ii. A written description which may include elementary formulas of the rating method so that a knowledgeable member of the public may understand how to translate the basic rates into the rates charged for an individual policy; and
iii. A detailed example calculation, in the proposal format used by the carrier, including any rider option(s), showing all the steps to develop premiums for a policy and demonstrating the adjustment, if any, to achieve the required 350 percent maximum ratio between premiums for the highest rated individual policyholder and the lowest rated individual policyholder in the State;
3. A detailed actuarial memorandum, which shall include the following:
i. The monthly rates being submitted for each period addressed in the rate filing along with factors or actual rates for quarterly or semi-annual modes, if such modes are available;
ii. Identification of the plans and riders affected, using the alphabet name if indemnity or PPO, and the copay and coinsurance, if applicable, if HMO, and using a descriptive code for each rider;
iii. Application of the rates to new business and renewal business, including a description of the application of any limits on renewal increases pursuant to 17B:27A-3;
iv. The duration of the rate guarantee period, and if none, so state;
v. A sample of the notice(s) that will be sent to policyholders to advise them of a rate change, including any adjustments for limits pursuant to 17B:27A-3;
vi. The anticipated loss experience and the assumptions used in developing such anticipated loss experience, including:
(1) Historical experience. The historical experience should specify enrollment, premium, claims and loss ratio data from the period used in the development of the anticipated loss ratio, where the period should be at least 12 months. If premiums are based on some other experience base, the enrollment, premium, claims, and loss ratio data for that other experience base;
(2) Medical cost trend assumptions, for each plan or type of benefit;
(3) Plan relativity assumptions, if a carrier uses plan relativity assumptions in calculating anticipated loss experience;
(4) Any other factors used in developing the anticipated loss experience, such as selection factors or adjustments to experience of other plans; and
(5) The anticipated enrollment, premium, claims, and loss ratio for the rating period;
vii. Specific identification of the administrative expense, premium tax and commission payment assumptions, and other margins;
viii. Specification of the percentage change(s) in rates as compared to the prior rating period; and the prior year and the average change for all plans; and
ix. The anticipated distribution by age and family tier (in the case of standard plans) or age, gender, location, and family tier (in the case of basic and essential plans);
4. A certification signed by a member of the American Academy of Actuaries, Society of Actuaries, or Casualty Actuarial Society, which shall include the following:
i. A statement that the informational filing is complete and complies with all of the requirements of this section;
ii. A statement that the carrier's loss ratio is expected to be at least 80 percent for standard plans over the rating period, and at least 80 percent for basic and essential plans over the rating period; and
iii. A statement that the rating methodology will not produce rates (for each rate tier) for the highest rated policyholder which are greater than 350 percent of the rates (for each rate tier) for the lowest rated policyholder for each plan and rider option; and
5. Such other information or data as may be required or requested by the Department to analyze the adequacy of the rate filing submitted.
(b) Any member which seeks to change its rates for its standard health benefits plans (including riders) or its basic and essential health care services plan (including riders) shall, prior to the effective date of the revised rates, submit to the Department an informational rate filing, which shall include all the supporting data set forth in (a) above.
(c) Unless a carrier submits an amended rate filing to specify an alternate effective date, carriers shall use the rates shown in the rate filing as of the stated effective date.

RECORD EXCERPTS –
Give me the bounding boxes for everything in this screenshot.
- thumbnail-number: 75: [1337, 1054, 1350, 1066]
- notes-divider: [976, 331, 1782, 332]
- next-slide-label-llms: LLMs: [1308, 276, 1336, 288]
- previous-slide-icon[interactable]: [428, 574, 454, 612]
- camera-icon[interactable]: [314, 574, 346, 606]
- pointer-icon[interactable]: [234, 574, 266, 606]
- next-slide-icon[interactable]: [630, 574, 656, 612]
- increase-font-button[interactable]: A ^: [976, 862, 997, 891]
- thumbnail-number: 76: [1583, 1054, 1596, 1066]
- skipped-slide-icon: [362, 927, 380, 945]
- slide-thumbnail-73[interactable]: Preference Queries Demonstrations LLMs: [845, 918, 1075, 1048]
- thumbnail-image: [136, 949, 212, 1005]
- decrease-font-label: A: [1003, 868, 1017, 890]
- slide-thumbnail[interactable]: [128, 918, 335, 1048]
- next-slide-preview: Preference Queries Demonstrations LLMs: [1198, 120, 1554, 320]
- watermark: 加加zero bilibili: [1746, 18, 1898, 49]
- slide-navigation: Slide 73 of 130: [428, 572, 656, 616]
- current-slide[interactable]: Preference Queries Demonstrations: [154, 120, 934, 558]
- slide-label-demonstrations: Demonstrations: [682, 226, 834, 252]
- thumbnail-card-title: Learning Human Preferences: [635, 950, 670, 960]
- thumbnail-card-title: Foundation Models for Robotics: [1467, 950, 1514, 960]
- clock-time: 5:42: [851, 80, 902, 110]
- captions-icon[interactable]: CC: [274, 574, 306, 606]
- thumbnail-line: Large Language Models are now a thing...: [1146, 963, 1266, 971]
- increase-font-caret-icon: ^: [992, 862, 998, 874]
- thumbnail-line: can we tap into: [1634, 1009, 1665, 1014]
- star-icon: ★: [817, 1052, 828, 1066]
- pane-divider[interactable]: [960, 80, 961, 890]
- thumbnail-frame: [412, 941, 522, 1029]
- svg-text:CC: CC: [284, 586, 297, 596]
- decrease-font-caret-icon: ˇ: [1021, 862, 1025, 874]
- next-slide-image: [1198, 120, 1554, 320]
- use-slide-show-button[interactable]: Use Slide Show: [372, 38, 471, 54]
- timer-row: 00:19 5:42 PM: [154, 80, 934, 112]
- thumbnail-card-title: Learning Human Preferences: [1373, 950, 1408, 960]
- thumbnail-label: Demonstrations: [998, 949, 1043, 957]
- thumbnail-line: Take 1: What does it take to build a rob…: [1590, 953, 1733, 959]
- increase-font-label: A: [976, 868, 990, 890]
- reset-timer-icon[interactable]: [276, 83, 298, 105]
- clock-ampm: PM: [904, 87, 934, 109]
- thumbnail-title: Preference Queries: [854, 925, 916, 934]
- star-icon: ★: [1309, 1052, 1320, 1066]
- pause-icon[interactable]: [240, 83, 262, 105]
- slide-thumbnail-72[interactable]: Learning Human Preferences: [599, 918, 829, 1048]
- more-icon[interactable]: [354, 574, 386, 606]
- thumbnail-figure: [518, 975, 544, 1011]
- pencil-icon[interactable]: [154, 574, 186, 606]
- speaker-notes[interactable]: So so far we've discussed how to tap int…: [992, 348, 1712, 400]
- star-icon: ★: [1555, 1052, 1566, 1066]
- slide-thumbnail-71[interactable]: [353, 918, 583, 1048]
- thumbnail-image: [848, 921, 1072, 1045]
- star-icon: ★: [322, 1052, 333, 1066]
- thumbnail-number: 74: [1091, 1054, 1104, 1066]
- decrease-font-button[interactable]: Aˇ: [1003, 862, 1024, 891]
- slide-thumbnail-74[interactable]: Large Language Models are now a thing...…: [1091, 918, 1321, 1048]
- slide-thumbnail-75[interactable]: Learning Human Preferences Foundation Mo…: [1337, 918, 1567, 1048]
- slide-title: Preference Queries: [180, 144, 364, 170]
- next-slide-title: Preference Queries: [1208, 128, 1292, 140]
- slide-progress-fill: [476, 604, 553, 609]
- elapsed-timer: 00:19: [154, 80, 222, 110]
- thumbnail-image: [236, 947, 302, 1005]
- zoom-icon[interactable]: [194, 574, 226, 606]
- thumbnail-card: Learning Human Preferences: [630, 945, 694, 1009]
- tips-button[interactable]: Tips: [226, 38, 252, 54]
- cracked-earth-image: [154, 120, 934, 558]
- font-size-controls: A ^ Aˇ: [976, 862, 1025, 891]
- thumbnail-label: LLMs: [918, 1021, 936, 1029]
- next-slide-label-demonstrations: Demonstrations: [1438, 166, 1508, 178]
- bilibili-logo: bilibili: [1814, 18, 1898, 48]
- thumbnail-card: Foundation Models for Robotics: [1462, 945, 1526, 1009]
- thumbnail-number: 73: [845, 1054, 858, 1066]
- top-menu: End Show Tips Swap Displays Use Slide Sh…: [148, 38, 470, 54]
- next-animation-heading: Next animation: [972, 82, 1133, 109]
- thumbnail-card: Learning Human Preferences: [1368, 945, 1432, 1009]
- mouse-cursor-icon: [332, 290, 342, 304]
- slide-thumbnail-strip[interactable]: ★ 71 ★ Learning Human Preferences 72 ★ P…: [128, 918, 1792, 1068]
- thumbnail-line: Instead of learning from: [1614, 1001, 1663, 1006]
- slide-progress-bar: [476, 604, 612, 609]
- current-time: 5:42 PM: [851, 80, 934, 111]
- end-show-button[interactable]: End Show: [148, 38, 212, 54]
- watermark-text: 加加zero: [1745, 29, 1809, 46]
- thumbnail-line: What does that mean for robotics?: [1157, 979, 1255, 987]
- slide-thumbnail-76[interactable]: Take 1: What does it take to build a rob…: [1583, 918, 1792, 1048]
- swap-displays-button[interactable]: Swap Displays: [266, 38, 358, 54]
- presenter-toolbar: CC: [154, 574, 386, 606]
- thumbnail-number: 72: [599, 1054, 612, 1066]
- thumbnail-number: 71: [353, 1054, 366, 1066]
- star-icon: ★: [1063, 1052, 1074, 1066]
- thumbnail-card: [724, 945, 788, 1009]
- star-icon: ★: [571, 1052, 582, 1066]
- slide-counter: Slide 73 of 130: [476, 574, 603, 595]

WORK ITEM A –
Copy the rate filing text word for word from "(b) Any member" to "in (a) above.".
WORK ITEM B –
In the rate filing text, what loss ratio must the certification say the carrier expects for standard plans over the rating period?
The records were taken from a different source than the rate filing text.

REPLY A –
(b) Any member which seeks to change its rates for its standard health benefits plans (including riders) or its basic and essential health care services plan (including riders) shall, prior to the effective date of the revised rates, submit to the Department an informational rate filing, which shall include all the supporting data set forth in (a) above.

REPLY B –
At least 80 percent.